Records contained in a dataset

☆ ☆ ☆ ☆ ☆ ☆ ☆

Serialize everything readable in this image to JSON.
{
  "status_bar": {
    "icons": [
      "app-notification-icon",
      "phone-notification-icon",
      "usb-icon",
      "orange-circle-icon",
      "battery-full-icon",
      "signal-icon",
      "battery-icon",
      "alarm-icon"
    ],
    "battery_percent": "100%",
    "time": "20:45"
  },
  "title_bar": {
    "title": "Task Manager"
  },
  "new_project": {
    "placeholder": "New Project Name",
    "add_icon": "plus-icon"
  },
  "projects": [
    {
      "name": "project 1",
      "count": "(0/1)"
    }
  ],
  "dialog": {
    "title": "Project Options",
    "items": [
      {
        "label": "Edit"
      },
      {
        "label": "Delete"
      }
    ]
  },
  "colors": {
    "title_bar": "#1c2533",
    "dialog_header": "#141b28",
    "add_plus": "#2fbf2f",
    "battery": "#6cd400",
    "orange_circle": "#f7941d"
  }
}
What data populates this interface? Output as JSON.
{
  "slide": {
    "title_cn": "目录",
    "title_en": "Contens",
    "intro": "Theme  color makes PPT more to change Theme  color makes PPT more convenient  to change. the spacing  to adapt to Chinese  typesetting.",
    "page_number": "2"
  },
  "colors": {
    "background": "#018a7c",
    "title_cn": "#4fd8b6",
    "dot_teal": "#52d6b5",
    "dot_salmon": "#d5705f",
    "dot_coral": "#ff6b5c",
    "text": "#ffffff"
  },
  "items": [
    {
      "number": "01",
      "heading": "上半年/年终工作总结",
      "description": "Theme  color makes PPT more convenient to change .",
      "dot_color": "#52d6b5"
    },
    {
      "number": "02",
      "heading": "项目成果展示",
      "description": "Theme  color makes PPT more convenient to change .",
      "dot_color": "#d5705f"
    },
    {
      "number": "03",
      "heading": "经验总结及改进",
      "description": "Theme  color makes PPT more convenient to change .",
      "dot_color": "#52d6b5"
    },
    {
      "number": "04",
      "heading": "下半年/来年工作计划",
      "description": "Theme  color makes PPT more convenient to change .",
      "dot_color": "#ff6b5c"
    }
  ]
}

☆ ☆ ☆ ☆ ☆ ☆ ☆

Your goal:
All lines from the line containing "What data populates" through the end of the listing above are to be duplicated exactly; include both ends and nothing further.

Solution below:
What data populates this interface? Output as JSON.
{
  "slide": {
    "title_cn": "目录",
    "title_en": "Contens",
    "intro": "Theme  color makes PPT more to change Theme  color makes PPT more convenient  to change. the spacing  to adapt to Chinese  typesetting.",
    "page_number": "2"
  },
  "colors": {
    "background": "#018a7c",
    "title_cn": "#4fd8b6",
    "dot_teal": "#52d6b5",
    "dot_salmon": "#d5705f",
    "dot_coral": "#ff6b5c",
    "text": "#ffffff"
  },
  "items": [
    {
      "number": "01",
      "heading": "上半年/年终工作总结",
      "description": "Theme  color makes PPT more convenient to change .",
      "dot_color": "#52d6b5"
    },
    {
      "number": "02",
      "heading": "项目成果展示",
      "description": "Theme  color makes PPT more convenient to change .",
      "dot_color": "#d5705f"
    },
    {
      "number": "03",
      "heading": "经验总结及改进",
      "description": "Theme  color makes PPT more convenient to change .",
      "dot_color": "#52d6b5"
    },
    {
      "number": "04",
      "heading": "下半年/来年工作计划",
      "description": "Theme  color makes PPT more convenient to change .",
      "dot_color": "#ff6b5c"
    }
  ]
}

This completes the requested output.